MATERIAL SUPPLIED ▸
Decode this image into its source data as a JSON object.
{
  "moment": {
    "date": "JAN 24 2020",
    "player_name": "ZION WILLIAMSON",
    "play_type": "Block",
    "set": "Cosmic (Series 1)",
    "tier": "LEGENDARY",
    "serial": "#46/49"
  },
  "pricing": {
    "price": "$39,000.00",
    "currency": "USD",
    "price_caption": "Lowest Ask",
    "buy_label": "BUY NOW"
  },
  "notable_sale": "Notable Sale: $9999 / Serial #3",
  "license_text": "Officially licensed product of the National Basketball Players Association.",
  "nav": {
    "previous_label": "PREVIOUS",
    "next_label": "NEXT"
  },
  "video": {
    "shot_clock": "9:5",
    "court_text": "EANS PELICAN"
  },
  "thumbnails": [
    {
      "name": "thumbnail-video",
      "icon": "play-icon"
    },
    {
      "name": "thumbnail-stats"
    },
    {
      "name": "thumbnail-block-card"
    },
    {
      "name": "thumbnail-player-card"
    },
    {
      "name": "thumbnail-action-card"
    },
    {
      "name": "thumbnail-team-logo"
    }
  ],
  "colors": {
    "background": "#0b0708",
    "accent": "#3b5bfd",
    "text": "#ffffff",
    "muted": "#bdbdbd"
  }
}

SHORT EXERCISE ▸
Reproduce the entries above exactly.

SOLUTION ▸
Decode this image into its source data as a JSON object.
{
  "moment": {
    "date": "JAN 24 2020",
    "player_name": "ZION WILLIAMSON",
    "play_type": "Block",
    "set": "Cosmic (Series 1)",
    "tier": "LEGENDARY",
    "serial": "#46/49"
  },
  "pricing": {
    "price": "$39,000.00",
    "currency": "USD",
    "price_caption": "Lowest Ask",
    "buy_label": "BUY NOW"
  },
  "notable_sale": "Notable Sale: $9999 / Serial #3",
  "license_text": "Officially licensed product of the National Basketball Players Association.",
  "nav": {
    "previous_label": "PREVIOUS",
    "next_label": "NEXT"
  },
  "video": {
    "shot_clock": "9:5",
    "court_text": "EANS PELICAN"
  },
  "thumbnails": [
    {
      "name": "thumbnail-video",
      "icon": "play-icon"
    },
    {
      "name": "thumbnail-stats"
    },
    {
      "name": "thumbnail-block-card"
    },
    {
      "name": "thumbnail-player-card"
    },
    {
      "name": "thumbnail-action-card"
    },
    {
      "name": "thumbnail-team-logo"
    }
  ],
  "colors": {
    "background": "#0b0708",
    "accent": "#3b5bfd",
    "text": "#ffffff",
    "muted": "#bdbdbd"
  }
}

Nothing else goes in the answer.